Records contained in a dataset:

-=-=-=-=-

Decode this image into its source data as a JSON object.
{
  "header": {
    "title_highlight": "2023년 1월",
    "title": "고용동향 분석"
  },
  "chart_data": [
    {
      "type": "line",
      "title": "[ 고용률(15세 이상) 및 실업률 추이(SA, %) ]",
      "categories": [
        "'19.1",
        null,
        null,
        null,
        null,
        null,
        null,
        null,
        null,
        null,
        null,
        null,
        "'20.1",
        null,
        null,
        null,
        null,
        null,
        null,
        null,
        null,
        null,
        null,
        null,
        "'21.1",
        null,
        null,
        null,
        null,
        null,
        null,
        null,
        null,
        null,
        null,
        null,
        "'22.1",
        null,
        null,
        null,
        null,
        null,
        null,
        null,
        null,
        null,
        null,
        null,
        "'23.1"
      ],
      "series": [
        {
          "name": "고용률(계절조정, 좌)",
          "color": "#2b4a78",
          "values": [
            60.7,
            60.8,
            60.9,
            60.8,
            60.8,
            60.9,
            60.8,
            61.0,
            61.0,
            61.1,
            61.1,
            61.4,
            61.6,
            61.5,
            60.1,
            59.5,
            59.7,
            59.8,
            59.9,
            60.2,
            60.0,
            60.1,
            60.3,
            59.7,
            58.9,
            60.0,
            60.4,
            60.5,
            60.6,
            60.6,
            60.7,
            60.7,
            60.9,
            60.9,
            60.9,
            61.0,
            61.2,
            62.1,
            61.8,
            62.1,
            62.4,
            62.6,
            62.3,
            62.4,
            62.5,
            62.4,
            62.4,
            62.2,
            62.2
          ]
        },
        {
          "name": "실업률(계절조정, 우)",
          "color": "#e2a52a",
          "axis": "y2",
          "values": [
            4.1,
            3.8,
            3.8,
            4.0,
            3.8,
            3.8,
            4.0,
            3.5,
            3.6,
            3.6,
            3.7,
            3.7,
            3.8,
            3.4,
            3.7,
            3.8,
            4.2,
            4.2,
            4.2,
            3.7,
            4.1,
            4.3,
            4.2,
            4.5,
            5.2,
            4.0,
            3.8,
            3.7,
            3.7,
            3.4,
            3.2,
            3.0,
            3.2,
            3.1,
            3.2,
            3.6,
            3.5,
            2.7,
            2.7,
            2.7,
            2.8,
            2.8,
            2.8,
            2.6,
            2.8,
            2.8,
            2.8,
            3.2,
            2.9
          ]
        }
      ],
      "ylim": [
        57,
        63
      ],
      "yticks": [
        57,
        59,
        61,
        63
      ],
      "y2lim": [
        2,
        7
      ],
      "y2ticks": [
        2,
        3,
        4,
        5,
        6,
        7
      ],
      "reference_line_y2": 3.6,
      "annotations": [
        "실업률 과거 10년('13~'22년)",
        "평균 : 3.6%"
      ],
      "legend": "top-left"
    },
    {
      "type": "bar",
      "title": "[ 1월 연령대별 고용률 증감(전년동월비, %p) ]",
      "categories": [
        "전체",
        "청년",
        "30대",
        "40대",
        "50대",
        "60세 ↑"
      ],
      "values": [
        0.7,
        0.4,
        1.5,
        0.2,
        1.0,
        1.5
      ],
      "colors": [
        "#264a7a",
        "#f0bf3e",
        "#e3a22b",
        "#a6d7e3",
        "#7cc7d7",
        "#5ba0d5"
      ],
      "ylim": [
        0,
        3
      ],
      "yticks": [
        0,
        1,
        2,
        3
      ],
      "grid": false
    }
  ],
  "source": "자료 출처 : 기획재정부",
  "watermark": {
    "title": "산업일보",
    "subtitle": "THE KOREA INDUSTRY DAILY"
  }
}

-=-=-=-=-

## Brief
From the entries above, copy every line containing the word "source".

## Correct output
Decode this image into its source data as a JSON object.
  "source": "자료 출처 : 기획재정부",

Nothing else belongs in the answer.